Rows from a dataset
------------------------

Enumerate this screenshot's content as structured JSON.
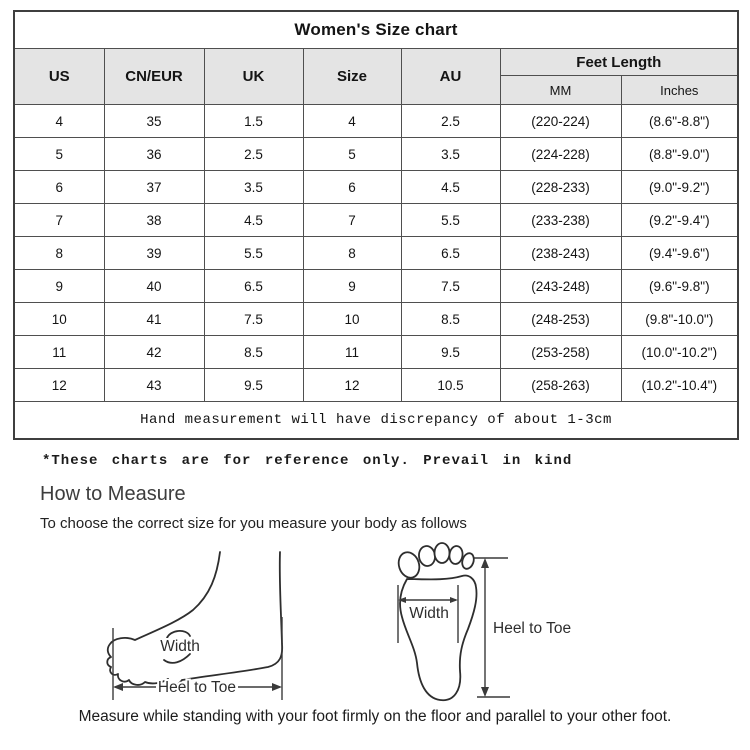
{
  "size_chart": {
    "title": "Women's Size chart",
    "columns": [
      "US",
      "CN/EUR",
      "UK",
      "Size",
      "AU"
    ],
    "feet_length": {
      "label": "Feet Length",
      "sub_columns": [
        "MM",
        "Inches"
      ]
    },
    "rows": [
      [
        "4",
        "35",
        "1.5",
        "4",
        "2.5",
        "(220-224)",
        "(8.6\"-8.8\")"
      ],
      [
        "5",
        "36",
        "2.5",
        "5",
        "3.5",
        "(224-228)",
        "(8.8\"-9.0\")"
      ],
      [
        "6",
        "37",
        "3.5",
        "6",
        "4.5",
        "(228-233)",
        "(9.0\"-9.2\")"
      ],
      [
        "7",
        "38",
        "4.5",
        "7",
        "5.5",
        "(233-238)",
        "(9.2\"-9.4\")"
      ],
      [
        "8",
        "39",
        "5.5",
        "8",
        "6.5",
        "(238-243)",
        "(9.4\"-9.6\")"
      ],
      [
        "9",
        "40",
        "6.5",
        "9",
        "7.5",
        "(243-248)",
        "(9.6\"-9.8\")"
      ],
      [
        "10",
        "41",
        "7.5",
        "10",
        "8.5",
        "(248-253)",
        "(9.8\"-10.0\")"
      ],
      [
        "11",
        "42",
        "8.5",
        "11",
        "9.5",
        "(253-258)",
        "(10.0\"-10.2\")"
      ],
      [
        "12",
        "43",
        "9.5",
        "12",
        "10.5",
        "(258-263)",
        "(10.2\"-10.4\")"
      ]
    ],
    "footer_note": "Hand measurement will have discrepancy of about 1-3cm"
  },
  "notes": {
    "reference_note": "*These charts are for reference only. Prevail in kind"
  },
  "how_to_measure": {
    "heading": "How to Measure",
    "subheading": "To choose the correct size for you measure your body as follows",
    "caption": "Measure while standing with your foot firmly on the floor and parallel to your other foot."
  },
  "diagram_labels": {
    "side_width": "Width",
    "side_heel_to_toe": "Heel to Toe",
    "sole_width": "Width",
    "sole_heel_to_toe": "Heel to Toe"
  },
  "colors": {
    "header_background": "#e4e4e4",
    "table_border": "#4f4f4f",
    "text": "#141414",
    "heading_text": "#3d3d3d",
    "sketch_stroke": "#2e2e2e"
  }
}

------------------------

Instructions to follow
All lines above with "your" in them should be returned.

Result for this task
    "subheading": "To choose the correct size for you measure your body as follows",
    "caption": "Measure while standing with your foot firmly on the floor and parallel to your other foot."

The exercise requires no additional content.